___ Excerpted data ___
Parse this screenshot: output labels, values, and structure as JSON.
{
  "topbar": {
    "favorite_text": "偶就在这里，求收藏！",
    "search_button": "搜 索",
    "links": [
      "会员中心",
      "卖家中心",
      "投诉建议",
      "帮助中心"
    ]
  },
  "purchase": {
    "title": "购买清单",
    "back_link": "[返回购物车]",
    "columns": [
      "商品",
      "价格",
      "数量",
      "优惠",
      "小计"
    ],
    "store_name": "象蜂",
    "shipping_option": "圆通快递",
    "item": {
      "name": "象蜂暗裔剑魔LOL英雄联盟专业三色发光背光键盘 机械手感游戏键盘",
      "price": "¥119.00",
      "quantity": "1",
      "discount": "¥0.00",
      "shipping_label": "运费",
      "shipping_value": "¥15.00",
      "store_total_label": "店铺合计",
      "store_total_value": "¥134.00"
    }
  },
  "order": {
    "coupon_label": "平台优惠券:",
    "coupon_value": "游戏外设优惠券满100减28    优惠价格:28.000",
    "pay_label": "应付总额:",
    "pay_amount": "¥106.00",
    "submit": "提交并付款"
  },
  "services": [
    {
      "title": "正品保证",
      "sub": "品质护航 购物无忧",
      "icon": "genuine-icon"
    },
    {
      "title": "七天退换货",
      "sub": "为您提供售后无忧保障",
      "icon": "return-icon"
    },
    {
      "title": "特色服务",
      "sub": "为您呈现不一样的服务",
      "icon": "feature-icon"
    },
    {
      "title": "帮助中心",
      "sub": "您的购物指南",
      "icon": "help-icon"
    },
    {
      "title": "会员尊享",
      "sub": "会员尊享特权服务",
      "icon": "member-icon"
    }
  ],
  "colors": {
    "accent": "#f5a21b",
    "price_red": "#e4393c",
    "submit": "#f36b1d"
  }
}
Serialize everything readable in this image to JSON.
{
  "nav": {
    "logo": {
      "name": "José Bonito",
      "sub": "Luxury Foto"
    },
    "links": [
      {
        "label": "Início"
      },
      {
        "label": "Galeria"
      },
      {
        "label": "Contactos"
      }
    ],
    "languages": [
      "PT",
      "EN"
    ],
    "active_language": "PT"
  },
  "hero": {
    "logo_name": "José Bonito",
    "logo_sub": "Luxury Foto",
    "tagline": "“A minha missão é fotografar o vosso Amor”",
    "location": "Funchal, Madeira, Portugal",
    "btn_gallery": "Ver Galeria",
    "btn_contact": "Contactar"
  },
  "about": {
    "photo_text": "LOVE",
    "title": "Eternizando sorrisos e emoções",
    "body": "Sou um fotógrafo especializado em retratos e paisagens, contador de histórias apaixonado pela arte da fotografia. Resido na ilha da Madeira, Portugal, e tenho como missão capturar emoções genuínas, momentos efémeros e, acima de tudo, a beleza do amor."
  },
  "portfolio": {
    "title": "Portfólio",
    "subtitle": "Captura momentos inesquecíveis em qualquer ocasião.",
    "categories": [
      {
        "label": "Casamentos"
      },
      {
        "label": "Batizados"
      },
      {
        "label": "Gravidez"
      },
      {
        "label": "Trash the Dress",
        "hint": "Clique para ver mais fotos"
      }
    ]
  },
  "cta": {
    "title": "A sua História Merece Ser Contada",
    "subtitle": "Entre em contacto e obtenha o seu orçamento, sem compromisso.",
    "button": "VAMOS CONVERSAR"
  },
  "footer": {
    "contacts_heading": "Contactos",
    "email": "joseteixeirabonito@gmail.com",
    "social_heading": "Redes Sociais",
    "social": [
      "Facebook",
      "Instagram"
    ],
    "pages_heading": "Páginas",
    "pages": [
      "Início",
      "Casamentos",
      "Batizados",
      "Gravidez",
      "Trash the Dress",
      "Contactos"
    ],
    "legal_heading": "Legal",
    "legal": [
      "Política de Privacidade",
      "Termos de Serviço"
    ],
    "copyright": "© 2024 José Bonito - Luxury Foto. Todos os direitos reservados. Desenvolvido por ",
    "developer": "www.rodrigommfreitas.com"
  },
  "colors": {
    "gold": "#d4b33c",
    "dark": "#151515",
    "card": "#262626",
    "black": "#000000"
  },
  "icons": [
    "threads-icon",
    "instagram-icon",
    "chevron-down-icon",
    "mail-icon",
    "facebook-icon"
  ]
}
___
Exactly reproduce every record.

Final answer:
Parse this screenshot: output labels, values, and structure as JSON.
{
  "topbar": {
    "favorite_text": "偶就在这里，求收藏！",
    "search_button": "搜 索",
    "links": [
      "会员中心",
      "卖家中心",
      "投诉建议",
      "帮助中心"
    ]
  },
  "purchase": {
    "title": "购买清单",
    "back_link": "[返回购物车]",
    "columns": [
      "商品",
      "价格",
      "数量",
      "优惠",
      "小计"
    ],
    "store_name": "象蜂",
    "shipping_option": "圆通快递",
    "item": {
      "name": "象蜂暗裔剑魔LOL英雄联盟专业三色发光背光键盘 机械手感游戏键盘",
      "price": "¥119.00",
      "quantity": "1",
      "discount": "¥0.00",
      "shipping_label": "运费",
      "shipping_value": "¥15.00",
      "store_total_label": "店铺合计",
      "store_total_value": "¥134.00"
    }
  },
  "order": {
    "coupon_label": "平台优惠券:",
    "coupon_value": "游戏外设优惠券满100减28    优惠价格:28.000",
    "pay_label": "应付总额:",
    "pay_amount": "¥106.00",
    "submit": "提交并付款"
  },
  "services": [
    {
      "title": "正品保证",
      "sub": "品质护航 购物无忧",
      "icon": "genuine-icon"
    },
    {
      "title": "七天退换货",
      "sub": "为您提供售后无忧保障",
      "icon": "return-icon"
    },
    {
      "title": "特色服务",
      "sub": "为您呈现不一样的服务",
      "icon": "feature-icon"
    },
    {
      "title": "帮助中心",
      "sub": "您的购物指南",
      "icon": "help-icon"
    },
    {
      "title": "会员尊享",
      "sub": "会员尊享特权服务",
      "icon": "member-icon"
    }
  ],
  "colors": {
    "accent": "#f5a21b",
    "price_red": "#e4393c",
    "submit": "#f36b1d"
  }
}
Serialize everything readable in this image to JSON.
{
  "nav": {
    "logo": {
      "name": "José Bonito",
      "sub": "Luxury Foto"
    },
    "links": [
      {
        "label": "Início"
      },
      {
        "label": "Galeria"
      },
      {
        "label": "Contactos"
      }
    ],
    "languages": [
      "PT",
      "EN"
    ],
    "active_language": "PT"
  },
  "hero": {
    "logo_name": "José Bonito",
    "logo_sub": "Luxury Foto",
    "tagline": "“A minha missão é fotografar o vosso Amor”",
    "location": "Funchal, Madeira, Portugal",
    "btn_gallery": "Ver Galeria",
    "btn_contact": "Contactar"
  },
  "about": {
    "photo_text": "LOVE",
    "title": "Eternizando sorrisos e emoções",
    "body": "Sou um fotógrafo especializado em retratos e paisagens, contador de histórias apaixonado pela arte da fotografia. Resido na ilha da Madeira, Portugal, e tenho como missão capturar emoções genuínas, momentos efémeros e, acima de tudo, a beleza do amor."
  },
  "portfolio": {
    "title": "Portfólio",
    "subtitle": "Captura momentos inesquecíveis em qualquer ocasião.",
    "categories": [
      {
        "label": "Casamentos"
      },
      {
        "label": "Batizados"
      },
      {
        "label": "Gravidez"
      },
      {
        "label": "Trash the Dress",
        "hint": "Clique para ver mais fotos"
      }
    ]
  },
  "cta": {
    "title": "A sua História Merece Ser Contada",
    "subtitle": "Entre em contacto e obtenha o seu orçamento, sem compromisso.",
    "button": "VAMOS CONVERSAR"
  },
  "footer": {
    "contacts_heading": "Contactos",
    "email": "joseteixeirabonito@gmail.com",
    "social_heading": "Redes Sociais",
    "social": [
      "Facebook",
      "Instagram"
    ],
    "pages_heading": "Páginas",
    "pages": [
      "Início",
      "Casamentos",
      "Batizados",
      "Gravidez",
      "Trash the Dress",
      "Contactos"
    ],
    "legal_heading": "Legal",
    "legal": [
      "Política de Privacidade",
      "Termos de Serviço"
    ],
    "copyright": "© 2024 José Bonito - Luxury Foto. Todos os direitos reservados. Desenvolvido por ",
    "developer": "www.rodrigommfreitas.com"
  },
  "colors": {
    "gold": "#d4b33c",
    "dark": "#151515",
    "card": "#262626",
    "black": "#000000"
  },
  "icons": [
    "threads-icon",
    "instagram-icon",
    "chevron-down-icon",
    "mail-icon",
    "facebook-icon"
  ]
}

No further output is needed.